#### SOURCE
Les principes précédens suffisent pour la résolution des différens problèmes qui concernent le jet des bombes, lorsque le plan où elles doivent tomber est de niveau avec la batterie. On peut aussi les appliquer aux plans élevés au-dessus de l’horison, ou inclinés au-dessous, mais d’une maniere moins générale, parce que dans ces deux derniers cas les portées ne sont point entr’elles comme les sinus des angles doubles de l’inclinaison du mortier. Nous ferons voir la maniere de faire cette application dans les problèmes suivans ; mais auparavant nous allons donner le moyen de trouver l’angle de projection qui donne la plus grande portée de la bombe, soit que le plan sur lequel elle doit tomber soit élevé sur l’horison, ou incliné au-dessous.

Soient pour cet effet les figures 2 & 3. Planc. VIII. n°. 2. Nous supposerons dans la premiere que le plan AY sur lequel la bombe doit tomber, est élevé sur l’horisontale AX de 20 degrés, & dans la seconde, que AZ est au-dessous, de la même quantité.

Cela posé, l’arc dont AE est la corde, sera de 40 degrés plus petit que la demi-circonférence ; car l’angle NAE est égal à GAX formé par le plan incliné AY, & l’horisontale AX : or EAN a pour mesure la moitié de l’arc NE ; mais cette moitié étant de 20 degrés, par la supposition le double EN doit en avoir 40. Si l’on ôte ce nombre de 180 degrés, valeur de la demi-circonférence, il restera 140 degrés pour l’arc ALE, dont AE est la corde.

La perpendiculaire CL qui coupe la corde EA en deux également, coupe de la même maniere l’arc ALE ; c’est pourquoi dans cet exemple l’angle LAG de la plus grande portée a pour mesure le quart de 140 degrés, c’est-à-dire 35 degrés.

Il est évident que les angles également au-dessus & au-dessous de cet angle, donneront les mêmes portées, ainsi que ceux qui different également de 45 degrés, lorsque le plan sur lequel la bombe doit tomber, est horisontal ou de niveau avec la batterie.

Si le plan A Z, fig. 3, est au-dessous de l’horisontale AX de 20 degrés, l’arc ALNE en aura 180 plus 40, c’est à-dire 220 ; le quart de ce nombre qui est 55, donnera dans cet exemple l’angle de projection de la plus grande portée de la bombe sur AZ.

Il est aisé de tirer de-là une regle générale pour avoir l’angle de la plus grande portée de la bombe sur un plan élevé sur l’horison ou incliné au-dessous d’une quantité connue.

Dans le premier cas, il faut ôter de 180 degrés le double de l’angle de l’élévation du plan, & prendre le quart du reste : dans le second, il faut ajoûter à 180 degrés le double de l’inclinaison du plan, & prendre également le quart de la somme qui en résulte ; ou bien il faut dans le premier cas, ôter de 45 degrés la moitié de l’angle de l’élévation du plan, & ajoûter dans le second à 45 degrés la moitié de l’inclinaison du plan sous l’horison.

Problèmes. I. Ayant tiré une bombe sous un angle de projection pris à volonté, & connoissant la distance où elle aura été tomber sur un plan horisontal, trouver la force du jet.

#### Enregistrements
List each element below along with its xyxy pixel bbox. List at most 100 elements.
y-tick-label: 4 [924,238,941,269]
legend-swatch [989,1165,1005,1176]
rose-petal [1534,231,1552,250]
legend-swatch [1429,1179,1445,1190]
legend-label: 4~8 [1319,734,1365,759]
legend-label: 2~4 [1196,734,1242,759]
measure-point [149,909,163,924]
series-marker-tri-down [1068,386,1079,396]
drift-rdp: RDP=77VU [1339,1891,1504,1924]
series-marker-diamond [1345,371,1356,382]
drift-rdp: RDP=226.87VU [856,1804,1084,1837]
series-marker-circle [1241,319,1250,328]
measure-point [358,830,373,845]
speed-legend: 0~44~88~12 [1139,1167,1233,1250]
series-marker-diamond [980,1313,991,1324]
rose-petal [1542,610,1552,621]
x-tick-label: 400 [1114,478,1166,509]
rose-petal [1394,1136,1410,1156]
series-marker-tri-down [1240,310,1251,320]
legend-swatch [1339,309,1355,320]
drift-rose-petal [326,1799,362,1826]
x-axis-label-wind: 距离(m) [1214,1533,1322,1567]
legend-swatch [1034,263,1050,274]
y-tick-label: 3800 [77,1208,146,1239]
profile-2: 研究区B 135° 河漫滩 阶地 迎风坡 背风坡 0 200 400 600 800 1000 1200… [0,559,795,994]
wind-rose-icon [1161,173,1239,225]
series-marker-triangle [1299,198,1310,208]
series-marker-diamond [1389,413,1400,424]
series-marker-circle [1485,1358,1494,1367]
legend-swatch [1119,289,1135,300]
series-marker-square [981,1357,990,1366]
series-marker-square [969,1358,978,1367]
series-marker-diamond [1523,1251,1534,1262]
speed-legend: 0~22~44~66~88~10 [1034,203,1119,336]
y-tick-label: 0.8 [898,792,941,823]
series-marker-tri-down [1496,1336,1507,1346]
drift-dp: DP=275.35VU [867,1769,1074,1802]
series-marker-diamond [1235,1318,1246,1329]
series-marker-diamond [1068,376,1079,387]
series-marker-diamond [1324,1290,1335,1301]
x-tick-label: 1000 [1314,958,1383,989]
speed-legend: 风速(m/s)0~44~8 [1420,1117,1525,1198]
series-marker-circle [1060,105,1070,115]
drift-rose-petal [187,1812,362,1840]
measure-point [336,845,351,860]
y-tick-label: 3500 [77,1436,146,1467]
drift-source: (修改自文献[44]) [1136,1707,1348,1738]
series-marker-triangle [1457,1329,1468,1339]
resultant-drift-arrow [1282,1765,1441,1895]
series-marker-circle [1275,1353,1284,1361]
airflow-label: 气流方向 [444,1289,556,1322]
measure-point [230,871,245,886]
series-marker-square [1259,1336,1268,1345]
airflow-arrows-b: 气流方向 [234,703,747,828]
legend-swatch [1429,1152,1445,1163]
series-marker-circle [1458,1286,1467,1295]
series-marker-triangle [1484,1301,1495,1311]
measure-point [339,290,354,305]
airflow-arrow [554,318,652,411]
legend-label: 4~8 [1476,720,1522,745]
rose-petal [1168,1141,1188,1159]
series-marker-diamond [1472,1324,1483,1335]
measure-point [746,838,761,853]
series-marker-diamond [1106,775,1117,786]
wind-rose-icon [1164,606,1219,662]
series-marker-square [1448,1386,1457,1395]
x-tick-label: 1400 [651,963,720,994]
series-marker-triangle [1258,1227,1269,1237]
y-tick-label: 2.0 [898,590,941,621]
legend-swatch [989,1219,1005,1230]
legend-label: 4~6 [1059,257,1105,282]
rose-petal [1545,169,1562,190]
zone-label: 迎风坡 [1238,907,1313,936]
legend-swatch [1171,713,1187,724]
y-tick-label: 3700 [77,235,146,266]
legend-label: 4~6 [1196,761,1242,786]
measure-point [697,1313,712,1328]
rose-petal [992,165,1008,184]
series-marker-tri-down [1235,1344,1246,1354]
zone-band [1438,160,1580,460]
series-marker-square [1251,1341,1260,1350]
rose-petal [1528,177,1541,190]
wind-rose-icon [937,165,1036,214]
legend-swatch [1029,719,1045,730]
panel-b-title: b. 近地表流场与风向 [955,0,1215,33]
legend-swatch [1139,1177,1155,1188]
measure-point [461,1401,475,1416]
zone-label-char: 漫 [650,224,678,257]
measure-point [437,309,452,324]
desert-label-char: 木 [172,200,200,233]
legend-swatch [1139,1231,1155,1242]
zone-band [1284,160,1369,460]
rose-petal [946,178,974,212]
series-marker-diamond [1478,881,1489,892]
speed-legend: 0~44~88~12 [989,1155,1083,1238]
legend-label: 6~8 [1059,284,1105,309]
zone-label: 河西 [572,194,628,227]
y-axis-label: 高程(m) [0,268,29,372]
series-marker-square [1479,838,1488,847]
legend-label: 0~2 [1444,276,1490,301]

#### TÂCHE À RÉALISER
Reproduisez à l'identique le passage du texte consacré au jet des bombes qui va de « Soient pour cet » à « est la corde. ». Appuyez-vous uniquement sur le texte consacré au jet des bombes.

#### LE RÉSULTAT
Soient pour cet effet les figures 2 & 3. Planc. VIII. n°. 2. Nous supposerons dans la premiere que le plan AY sur lequel la bombe doit tomber, est élevé sur l’horisontale AX de 20 degrés, & dans la seconde, que AZ est au-dessous, de la même quantité.

Cela posé, l’arc dont AE est la corde, sera de 40 degrés plus petit que la demi-circonférence ; car l’angle NAE est égal à GAX formé par le plan incliné AY, & l’horisontale AX : or EAN a pour mesure la moitié de l’arc NE ; mais cette moitié étant de 20 degrés, par la supposition le double EN doit en avoir 40. Si l’on ôte ce nombre de 180 degrés, valeur de la demi-circonférence, il restera 140 degrés pour l’arc ALE, dont AE est la corde.